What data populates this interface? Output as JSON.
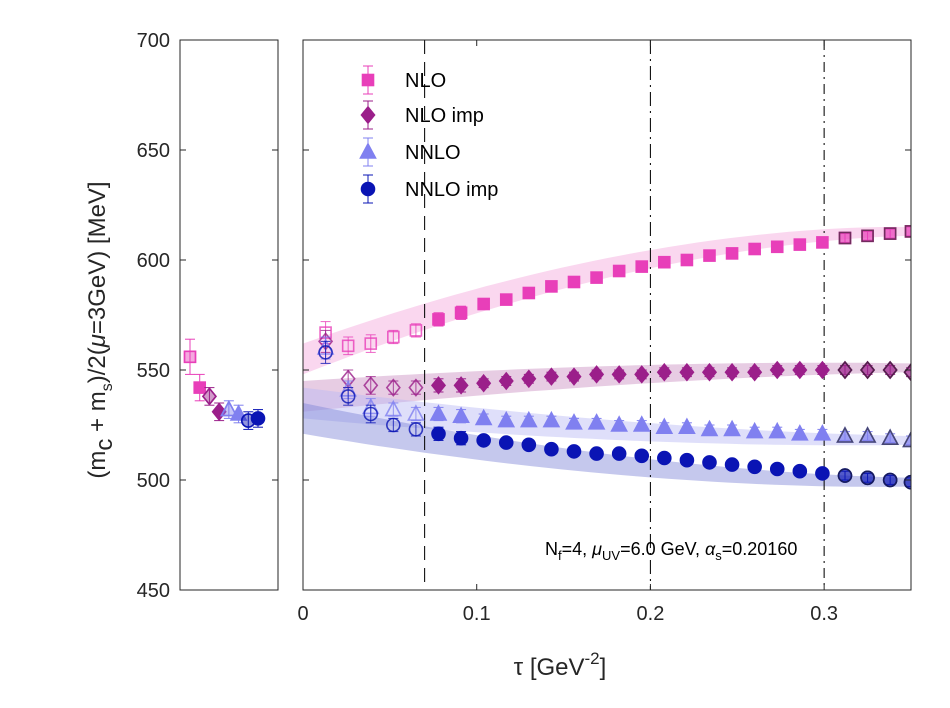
{
  "chart_data": {
    "type": "scatter",
    "xlabel": {
      "main": "τ [GeV",
      "sup": "-2",
      "close": "]"
    },
    "ylabel": {
      "p1": "(m",
      "s1": "c",
      "p2": " + m",
      "s2": "s",
      "p3": ")/2(",
      "mu": "μ",
      "p4": "=3GeV) [MeV]"
    },
    "xlim": [
      0,
      0.35
    ],
    "ylim": [
      450,
      700
    ],
    "x_ticks": [
      "0",
      "0.1",
      "0.2",
      "0.3"
    ],
    "x_tick_values": [
      0,
      0.1,
      0.2,
      0.3
    ],
    "y_ticks": [
      "450",
      "500",
      "550",
      "600",
      "650",
      "700"
    ],
    "y_tick_values": [
      450,
      500,
      550,
      600,
      650,
      700
    ],
    "vertical_lines": [
      0.07,
      0.2,
      0.3
    ],
    "annotation": {
      "n": "N",
      "nsub": "f",
      "t1": "=4, ",
      "mu": "μ",
      "musub": "UV",
      "t2": "=6.0 GeV, ",
      "alpha": "α",
      "asub": "s",
      "t3": "=0.20160"
    },
    "grid": false,
    "legend_position": "top-left",
    "series": [
      {
        "name": "NLO",
        "marker": "square",
        "color": "#e83fb9",
        "band_color": "#f3a6dc",
        "fit_start": 555,
        "fit_end": 613,
        "x": [
          0.013,
          0.026,
          0.039,
          0.052,
          0.065,
          0.078,
          0.091,
          0.104,
          0.117,
          0.13,
          0.143,
          0.156,
          0.169,
          0.182,
          0.195,
          0.208,
          0.221,
          0.234,
          0.247,
          0.26,
          0.273,
          0.286,
          0.299,
          0.312,
          0.325,
          0.338,
          0.35
        ],
        "y": [
          567,
          561,
          562,
          565,
          568,
          573,
          576,
          580,
          582,
          585,
          588,
          590,
          592,
          595,
          597,
          599,
          600,
          602,
          603,
          605,
          606,
          607,
          608,
          610,
          611,
          612,
          613
        ],
        "err": [
          5,
          4,
          4,
          3,
          3,
          3,
          3,
          2,
          2,
          2,
          2,
          2,
          2,
          2,
          2,
          2,
          2,
          2,
          2,
          2,
          2,
          2,
          2,
          2,
          2,
          2,
          2
        ]
      },
      {
        "name": "NLO imp",
        "marker": "diamond",
        "color": "#9b1f8a",
        "band_color": "#c98ec0",
        "fit_start": 538,
        "fit_end": 551,
        "x": [
          0.013,
          0.026,
          0.039,
          0.052,
          0.065,
          0.078,
          0.091,
          0.104,
          0.117,
          0.13,
          0.143,
          0.156,
          0.169,
          0.182,
          0.195,
          0.208,
          0.221,
          0.234,
          0.247,
          0.26,
          0.273,
          0.286,
          0.299,
          0.312,
          0.325,
          0.338,
          0.35
        ],
        "y": [
          563,
          546,
          543,
          542,
          542,
          543,
          543,
          544,
          545,
          546,
          547,
          547,
          548,
          548,
          548,
          549,
          549,
          549,
          549,
          549,
          550,
          550,
          550,
          550,
          550,
          550,
          549
        ],
        "err": [
          5,
          4,
          4,
          3,
          3,
          3,
          3,
          2,
          2,
          2,
          2,
          2,
          2,
          2,
          2,
          2,
          2,
          2,
          2,
          2,
          2,
          2,
          2,
          2,
          2,
          2,
          2
        ]
      },
      {
        "name": "NNLO",
        "marker": "triangle",
        "color": "#8080f0",
        "band_color": "#b7b7f5",
        "fit_start": 535,
        "fit_end": 518,
        "x": [
          0.013,
          0.026,
          0.039,
          0.052,
          0.065,
          0.078,
          0.091,
          0.104,
          0.117,
          0.13,
          0.143,
          0.156,
          0.169,
          0.182,
          0.195,
          0.208,
          0.221,
          0.234,
          0.247,
          0.26,
          0.273,
          0.286,
          0.299,
          0.312,
          0.325,
          0.338,
          0.35
        ],
        "y": [
          560,
          541,
          533,
          532,
          530,
          530,
          529,
          528,
          527,
          527,
          527,
          526,
          526,
          525,
          525,
          524,
          524,
          523,
          523,
          522,
          522,
          521,
          521,
          520,
          520,
          519,
          518
        ],
        "err": [
          5,
          4,
          4,
          3,
          3,
          3,
          3,
          2,
          2,
          2,
          2,
          2,
          2,
          2,
          2,
          2,
          2,
          2,
          2,
          2,
          2,
          2,
          2,
          2,
          2,
          2,
          2
        ]
      },
      {
        "name": "NNLO imp",
        "marker": "circle",
        "color": "#0a14b4",
        "band_color": "#7f86d6",
        "fit_start": 528,
        "fit_end": 499,
        "x": [
          0.013,
          0.026,
          0.039,
          0.052,
          0.065,
          0.078,
          0.091,
          0.104,
          0.117,
          0.13,
          0.143,
          0.156,
          0.169,
          0.182,
          0.195,
          0.208,
          0.221,
          0.234,
          0.247,
          0.26,
          0.273,
          0.286,
          0.299,
          0.312,
          0.325,
          0.338,
          0.35
        ],
        "y": [
          558,
          538,
          530,
          525,
          523,
          521,
          519,
          518,
          517,
          516,
          514,
          513,
          512,
          512,
          511,
          510,
          509,
          508,
          507,
          506,
          505,
          504,
          503,
          502,
          501,
          500,
          499
        ],
        "err": [
          5,
          4,
          4,
          3,
          3,
          3,
          3,
          2,
          2,
          2,
          2,
          2,
          2,
          2,
          2,
          2,
          2,
          2,
          2,
          2,
          2,
          2,
          2,
          2,
          2,
          2,
          2
        ]
      }
    ],
    "side_panel": {
      "points": [
        {
          "series": "NLO",
          "open": true,
          "y": 556,
          "err": 8
        },
        {
          "series": "NLO",
          "open": false,
          "y": 542,
          "err": 6
        },
        {
          "series": "NLO imp",
          "open": true,
          "y": 538,
          "err": 4
        },
        {
          "series": "NLO imp",
          "open": false,
          "y": 531,
          "err": 4
        },
        {
          "series": "NNLO",
          "open": true,
          "y": 532,
          "err": 4
        },
        {
          "series": "NNLO",
          "open": false,
          "y": 530,
          "err": 4
        },
        {
          "series": "NNLO imp",
          "open": true,
          "y": 527,
          "err": 4
        },
        {
          "series": "NNLO imp",
          "open": false,
          "y": 528,
          "err": 4
        }
      ]
    }
  }
}
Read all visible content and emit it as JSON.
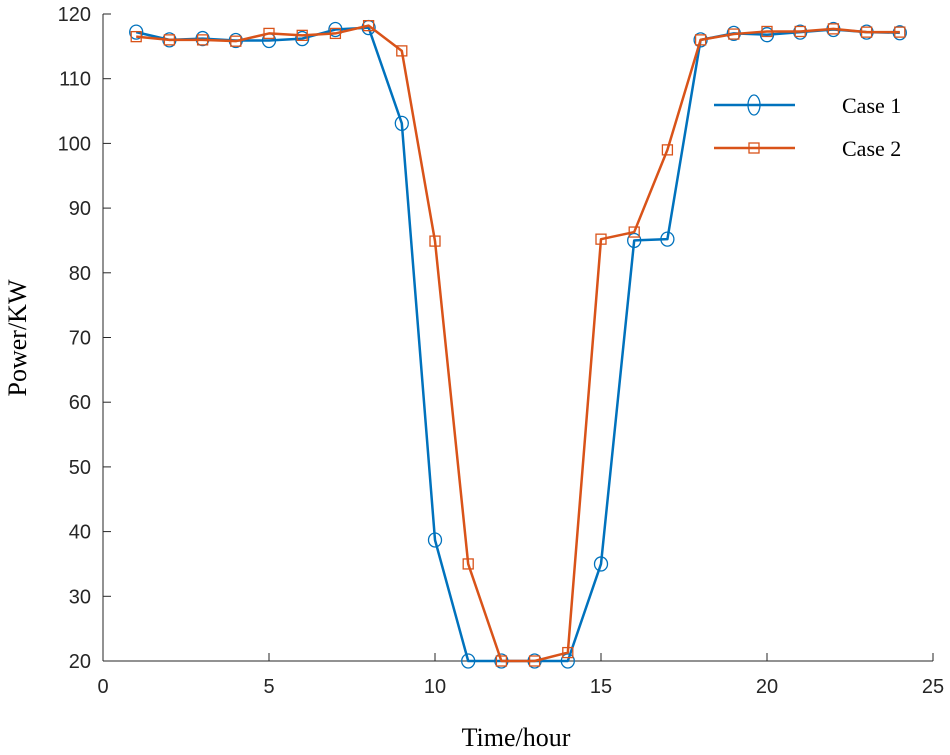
{
  "chart_data": {
    "type": "line",
    "title": "",
    "xlabel": "Time/hour",
    "ylabel": "Power/KW",
    "xlim": [
      0,
      25
    ],
    "ylim": [
      20,
      120
    ],
    "xticks": [
      0,
      5,
      10,
      15,
      20,
      25
    ],
    "yticks": [
      20,
      30,
      40,
      50,
      60,
      70,
      80,
      90,
      100,
      110,
      120
    ],
    "x": [
      1,
      2,
      3,
      4,
      5,
      6,
      7,
      8,
      9,
      10,
      11,
      12,
      13,
      14,
      15,
      16,
      17,
      18,
      19,
      20,
      21,
      22,
      23,
      24
    ],
    "legend_position": "top-right",
    "grid": false,
    "series": [
      {
        "name": "Case 1",
        "color": "#0072BD",
        "marker": "circle",
        "values": [
          117.2,
          116.0,
          116.2,
          115.9,
          115.9,
          116.2,
          117.6,
          117.9,
          103.1,
          38.7,
          20.0,
          20.0,
          20.0,
          20.0,
          35.0,
          85.0,
          85.2,
          116.0,
          117.0,
          116.8,
          117.2,
          117.6,
          117.2,
          117.1
        ]
      },
      {
        "name": "Case 2",
        "color": "#D95319",
        "marker": "square",
        "values": [
          116.5,
          116.0,
          116.0,
          115.8,
          117.0,
          116.7,
          117.0,
          118.2,
          114.3,
          84.9,
          35.0,
          20.0,
          20.0,
          21.3,
          85.2,
          86.3,
          99.0,
          116.0,
          116.9,
          117.3,
          117.3,
          117.7,
          117.2,
          117.2
        ]
      }
    ]
  }
}
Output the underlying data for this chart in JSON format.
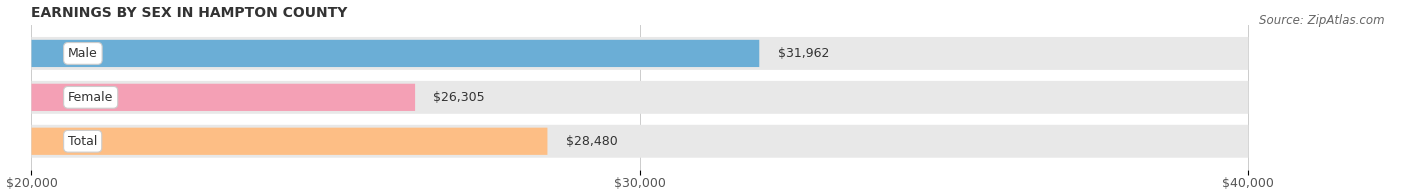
{
  "title": "EARNINGS BY SEX IN HAMPTON COUNTY",
  "source": "Source: ZipAtlas.com",
  "categories": [
    "Male",
    "Female",
    "Total"
  ],
  "values": [
    31962,
    26305,
    28480
  ],
  "bar_colors": [
    "#6baed6",
    "#f4a0b5",
    "#fdbe85"
  ],
  "bar_bg_color": "#e8e8e8",
  "xmin": 20000,
  "xmax": 40000,
  "xticks": [
    20000,
    30000,
    40000
  ],
  "xtick_labels": [
    "$20,000",
    "$30,000",
    "$40,000"
  ],
  "value_labels": [
    "$31,962",
    "$26,305",
    "$28,480"
  ],
  "title_fontsize": 10,
  "source_fontsize": 8.5,
  "tick_fontsize": 9,
  "bar_label_fontsize": 9,
  "cat_label_fontsize": 9,
  "figsize": [
    14.06,
    1.96
  ],
  "dpi": 100
}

» The request:
Return verbatim every line from the line containing "Output the underlying" to the last line of the entries above, inclusive, and leave out the pictures.

» Solution:
Output the underlying data for this chart in JSON format.
{
  "title": "EARNINGS BY SEX IN HAMPTON COUNTY",
  "source": "Source: ZipAtlas.com",
  "categories": [
    "Male",
    "Female",
    "Total"
  ],
  "values": [
    31962,
    26305,
    28480
  ],
  "bar_colors": [
    "#6baed6",
    "#f4a0b5",
    "#fdbe85"
  ],
  "bar_bg_color": "#e8e8e8",
  "xmin": 20000,
  "xmax": 40000,
  "xticks": [
    20000,
    30000,
    40000
  ],
  "xtick_labels": [
    "$20,000",
    "$30,000",
    "$40,000"
  ],
  "value_labels": [
    "$31,962",
    "$26,305",
    "$28,480"
  ],
  "title_fontsize": 10,
  "source_fontsize": 8.5,
  "tick_fontsize": 9,
  "bar_label_fontsize": 9,
  "cat_label_fontsize": 9,
  "figsize": [
    14.06,
    1.96
  ],
  "dpi": 100
}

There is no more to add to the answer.